* _Stated task_:
Set down each record below precisely, skipping the pictures.

Some records:
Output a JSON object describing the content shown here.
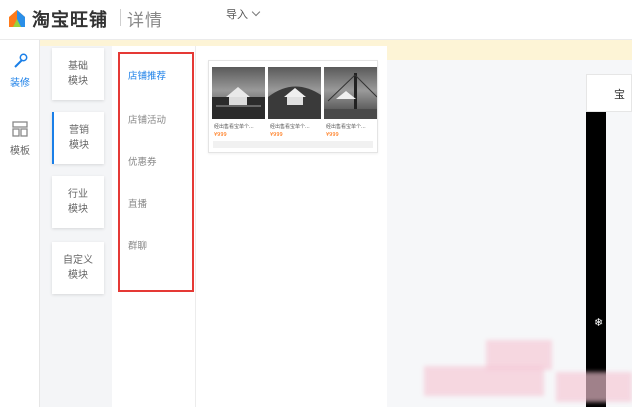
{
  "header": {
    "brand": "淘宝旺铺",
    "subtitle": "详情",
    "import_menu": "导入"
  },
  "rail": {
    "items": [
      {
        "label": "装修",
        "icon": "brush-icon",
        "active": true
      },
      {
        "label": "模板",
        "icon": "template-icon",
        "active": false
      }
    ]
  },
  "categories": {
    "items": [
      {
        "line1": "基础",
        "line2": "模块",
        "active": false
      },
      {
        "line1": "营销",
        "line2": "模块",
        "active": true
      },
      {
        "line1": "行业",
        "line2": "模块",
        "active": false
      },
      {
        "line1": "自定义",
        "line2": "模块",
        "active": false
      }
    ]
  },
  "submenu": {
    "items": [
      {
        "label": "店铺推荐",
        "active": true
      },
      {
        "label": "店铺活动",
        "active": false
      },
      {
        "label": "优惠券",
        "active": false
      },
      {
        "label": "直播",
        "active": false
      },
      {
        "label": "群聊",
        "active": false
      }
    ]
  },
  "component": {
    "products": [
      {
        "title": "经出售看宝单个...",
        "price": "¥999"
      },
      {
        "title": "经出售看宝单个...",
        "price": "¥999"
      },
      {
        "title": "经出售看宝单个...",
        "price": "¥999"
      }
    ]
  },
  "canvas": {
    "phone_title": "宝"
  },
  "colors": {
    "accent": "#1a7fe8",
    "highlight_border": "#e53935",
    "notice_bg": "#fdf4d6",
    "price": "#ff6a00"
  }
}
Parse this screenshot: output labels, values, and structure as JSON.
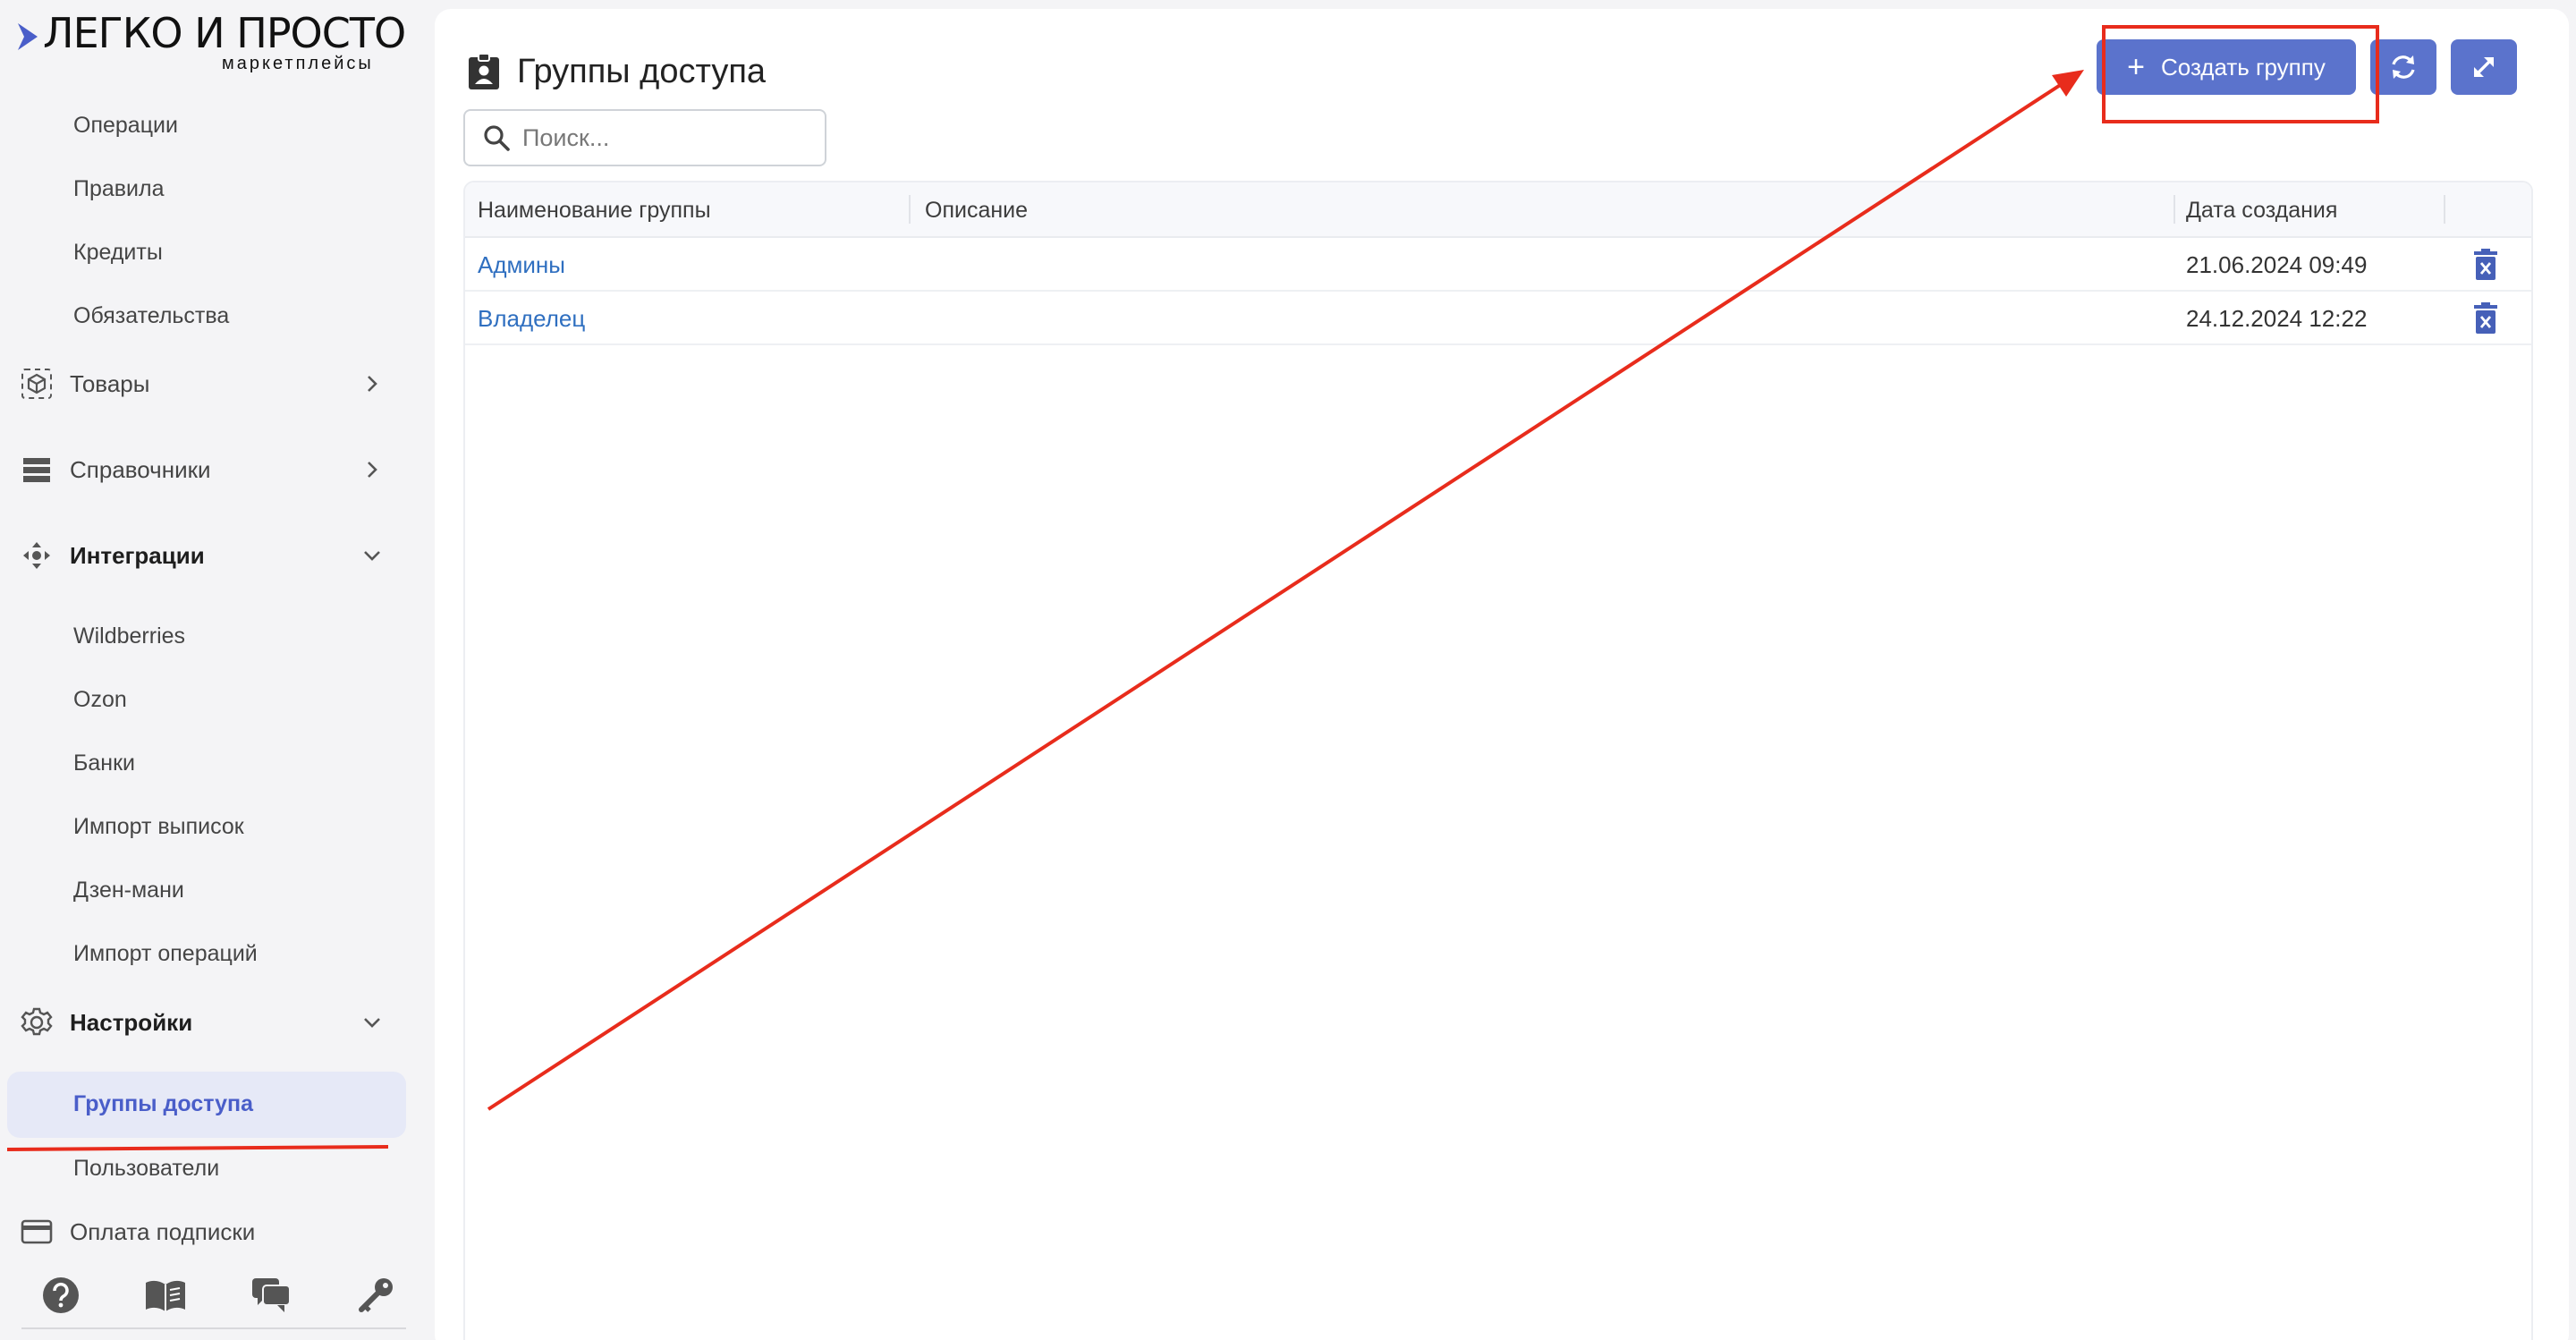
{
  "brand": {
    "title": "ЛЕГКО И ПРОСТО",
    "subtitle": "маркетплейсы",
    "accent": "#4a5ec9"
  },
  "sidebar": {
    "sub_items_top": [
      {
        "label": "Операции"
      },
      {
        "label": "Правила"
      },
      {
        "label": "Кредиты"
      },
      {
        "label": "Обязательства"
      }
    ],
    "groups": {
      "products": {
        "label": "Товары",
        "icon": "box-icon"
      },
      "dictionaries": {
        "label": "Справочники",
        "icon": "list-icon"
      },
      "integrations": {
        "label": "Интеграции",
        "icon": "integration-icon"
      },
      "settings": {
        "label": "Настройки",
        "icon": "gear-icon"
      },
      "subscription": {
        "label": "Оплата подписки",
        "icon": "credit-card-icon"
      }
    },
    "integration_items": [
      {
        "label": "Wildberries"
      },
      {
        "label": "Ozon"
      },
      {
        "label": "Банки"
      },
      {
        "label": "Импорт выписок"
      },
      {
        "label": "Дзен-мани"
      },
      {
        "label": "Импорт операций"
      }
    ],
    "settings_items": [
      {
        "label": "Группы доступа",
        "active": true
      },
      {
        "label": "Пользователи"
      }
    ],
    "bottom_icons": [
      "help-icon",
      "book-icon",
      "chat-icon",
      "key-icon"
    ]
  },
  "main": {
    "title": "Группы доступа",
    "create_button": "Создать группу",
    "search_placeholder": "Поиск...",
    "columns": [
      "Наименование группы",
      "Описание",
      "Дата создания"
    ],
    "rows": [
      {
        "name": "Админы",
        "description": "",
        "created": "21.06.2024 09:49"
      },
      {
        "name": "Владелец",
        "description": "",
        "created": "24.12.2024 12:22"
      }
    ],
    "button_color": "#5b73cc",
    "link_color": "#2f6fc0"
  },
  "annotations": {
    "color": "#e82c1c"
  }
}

* _Worked solution_:
Output a JSON object describing the content shown here.
{
  "header": {
    "brand": "淘宝旺铺",
    "subtitle": "详情",
    "import_menu": "导入"
  },
  "rail": {
    "items": [
      {
        "label": "装修",
        "icon": "brush-icon",
        "active": true
      },
      {
        "label": "模板",
        "icon": "template-icon",
        "active": false
      }
    ]
  },
  "categories": {
    "items": [
      {
        "line1": "基础",
        "line2": "模块",
        "active": false
      },
      {
        "line1": "营销",
        "line2": "模块",
        "active": true
      },
      {
        "line1": "行业",
        "line2": "模块",
        "active": false
      },
      {
        "line1": "自定义",
        "line2": "模块",
        "active": false
      }
    ]
  },
  "submenu": {
    "items": [
      {
        "label": "店铺推荐",
        "active": true
      },
      {
        "label": "店铺活动",
        "active": false
      },
      {
        "label": "优惠券",
        "active": false
      },
      {
        "label": "直播",
        "active": false
      },
      {
        "label": "群聊",
        "active": false
      }
    ]
  },
  "component": {
    "products": [
      {
        "title": "经出售看宝单个...",
        "price": "¥999"
      },
      {
        "title": "经出售看宝单个...",
        "price": "¥999"
      },
      {
        "title": "经出售看宝单个...",
        "price": "¥999"
      }
    ]
  },
  "canvas": {
    "phone_title": "宝"
  },
  "colors": {
    "accent": "#1a7fe8",
    "highlight_border": "#e53935",
    "notice_bg": "#fdf4d6",
    "price": "#ff6a00"
  }
}
Parse this screenshot: output labels, values, and structure as JSON.
{
  "brand": {
    "title": "ЛЕГКО И ПРОСТО",
    "subtitle": "маркетплейсы",
    "accent": "#4a5ec9"
  },
  "sidebar": {
    "sub_items_top": [
      {
        "label": "Операции"
      },
      {
        "label": "Правила"
      },
      {
        "label": "Кредиты"
      },
      {
        "label": "Обязательства"
      }
    ],
    "groups": {
      "products": {
        "label": "Товары",
        "icon": "box-icon"
      },
      "dictionaries": {
        "label": "Справочники",
        "icon": "list-icon"
      },
      "integrations": {
        "label": "Интеграции",
        "icon": "integration-icon"
      },
      "settings": {
        "label": "Настройки",
        "icon": "gear-icon"
      },
      "subscription": {
        "label": "Оплата подписки",
        "icon": "credit-card-icon"
      }
    },
    "integration_items": [
      {
        "label": "Wildberries"
      },
      {
        "label": "Ozon"
      },
      {
        "label": "Банки"
      },
      {
        "label": "Импорт выписок"
      },
      {
        "label": "Дзен-мани"
      },
      {
        "label": "Импорт операций"
      }
    ],
    "settings_items": [
      {
        "label": "Группы доступа",
        "active": true
      },
      {
        "label": "Пользователи"
      }
    ],
    "bottom_icons": [
      "help-icon",
      "book-icon",
      "chat-icon",
      "key-icon"
    ]
  },
  "main": {
    "title": "Группы доступа",
    "create_button": "Создать группу",
    "search_placeholder": "Поиск...",
    "columns": [
      "Наименование группы",
      "Описание",
      "Дата создания"
    ],
    "rows": [
      {
        "name": "Админы",
        "description": "",
        "created": "21.06.2024 09:49"
      },
      {
        "name": "Владелец",
        "description": "",
        "created": "24.12.2024 12:22"
      }
    ],
    "button_color": "#5b73cc",
    "link_color": "#2f6fc0"
  },
  "annotations": {
    "color": "#e82c1c"
  }
}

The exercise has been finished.